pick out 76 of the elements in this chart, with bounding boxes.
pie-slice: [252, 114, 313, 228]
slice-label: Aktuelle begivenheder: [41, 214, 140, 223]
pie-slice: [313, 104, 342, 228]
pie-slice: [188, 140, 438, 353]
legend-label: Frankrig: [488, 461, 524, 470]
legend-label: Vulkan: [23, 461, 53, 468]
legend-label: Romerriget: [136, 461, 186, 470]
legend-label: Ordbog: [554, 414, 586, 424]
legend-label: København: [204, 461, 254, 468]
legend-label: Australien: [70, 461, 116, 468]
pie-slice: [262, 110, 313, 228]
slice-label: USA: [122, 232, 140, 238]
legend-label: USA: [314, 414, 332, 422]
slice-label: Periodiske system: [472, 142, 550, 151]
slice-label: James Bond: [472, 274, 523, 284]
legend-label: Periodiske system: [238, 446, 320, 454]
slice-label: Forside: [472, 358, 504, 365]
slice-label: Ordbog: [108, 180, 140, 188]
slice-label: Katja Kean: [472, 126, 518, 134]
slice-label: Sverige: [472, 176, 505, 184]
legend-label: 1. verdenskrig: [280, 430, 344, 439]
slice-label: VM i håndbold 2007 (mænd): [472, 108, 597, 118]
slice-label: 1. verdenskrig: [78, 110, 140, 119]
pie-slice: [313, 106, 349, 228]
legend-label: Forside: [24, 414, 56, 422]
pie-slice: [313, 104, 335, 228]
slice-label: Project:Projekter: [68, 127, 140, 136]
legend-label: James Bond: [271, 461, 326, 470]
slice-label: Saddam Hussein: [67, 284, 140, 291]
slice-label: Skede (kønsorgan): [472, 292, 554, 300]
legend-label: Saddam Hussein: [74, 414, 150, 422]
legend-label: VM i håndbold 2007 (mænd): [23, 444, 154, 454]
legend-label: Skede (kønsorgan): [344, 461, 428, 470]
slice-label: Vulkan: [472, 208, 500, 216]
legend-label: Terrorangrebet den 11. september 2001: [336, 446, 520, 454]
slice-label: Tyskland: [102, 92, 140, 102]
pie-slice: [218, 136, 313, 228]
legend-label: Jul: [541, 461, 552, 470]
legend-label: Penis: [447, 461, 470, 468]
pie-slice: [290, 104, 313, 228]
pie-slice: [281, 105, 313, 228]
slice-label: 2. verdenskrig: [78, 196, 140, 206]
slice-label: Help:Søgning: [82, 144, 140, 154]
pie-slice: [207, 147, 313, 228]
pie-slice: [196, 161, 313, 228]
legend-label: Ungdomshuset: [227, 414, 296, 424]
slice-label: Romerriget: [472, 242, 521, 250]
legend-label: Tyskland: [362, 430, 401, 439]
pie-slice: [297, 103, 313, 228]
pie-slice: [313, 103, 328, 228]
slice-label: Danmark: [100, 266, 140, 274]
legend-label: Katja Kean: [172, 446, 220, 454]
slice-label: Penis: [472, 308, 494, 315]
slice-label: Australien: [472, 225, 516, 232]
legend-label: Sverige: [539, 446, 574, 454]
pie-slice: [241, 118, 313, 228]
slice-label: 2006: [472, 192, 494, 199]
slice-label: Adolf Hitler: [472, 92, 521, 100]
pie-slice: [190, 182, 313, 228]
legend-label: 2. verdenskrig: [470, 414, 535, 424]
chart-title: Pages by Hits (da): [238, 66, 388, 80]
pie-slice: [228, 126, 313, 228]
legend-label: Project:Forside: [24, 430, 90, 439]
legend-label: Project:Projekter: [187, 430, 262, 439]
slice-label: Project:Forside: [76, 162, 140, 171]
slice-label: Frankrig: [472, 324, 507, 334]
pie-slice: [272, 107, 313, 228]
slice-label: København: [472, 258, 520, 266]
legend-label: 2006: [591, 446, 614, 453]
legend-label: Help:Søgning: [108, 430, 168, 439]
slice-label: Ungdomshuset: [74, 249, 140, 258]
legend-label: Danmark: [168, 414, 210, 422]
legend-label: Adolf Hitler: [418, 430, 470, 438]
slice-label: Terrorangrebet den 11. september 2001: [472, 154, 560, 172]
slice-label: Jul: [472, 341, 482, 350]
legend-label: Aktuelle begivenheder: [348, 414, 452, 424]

-*-*-

> AIM
Return, without alteration, the stretch of the records from their first line through the line containing "pie-slice: [188, 140, 438, 353]", including both of these lines.

> ANSWER FOR THIS EXERCISE
pick out 76 of the elements in this chart, with bounding boxes.
pie-slice: [252, 114, 313, 228]
slice-label: Aktuelle begivenheder: [41, 214, 140, 223]
pie-slice: [313, 104, 342, 228]
pie-slice: [188, 140, 438, 353]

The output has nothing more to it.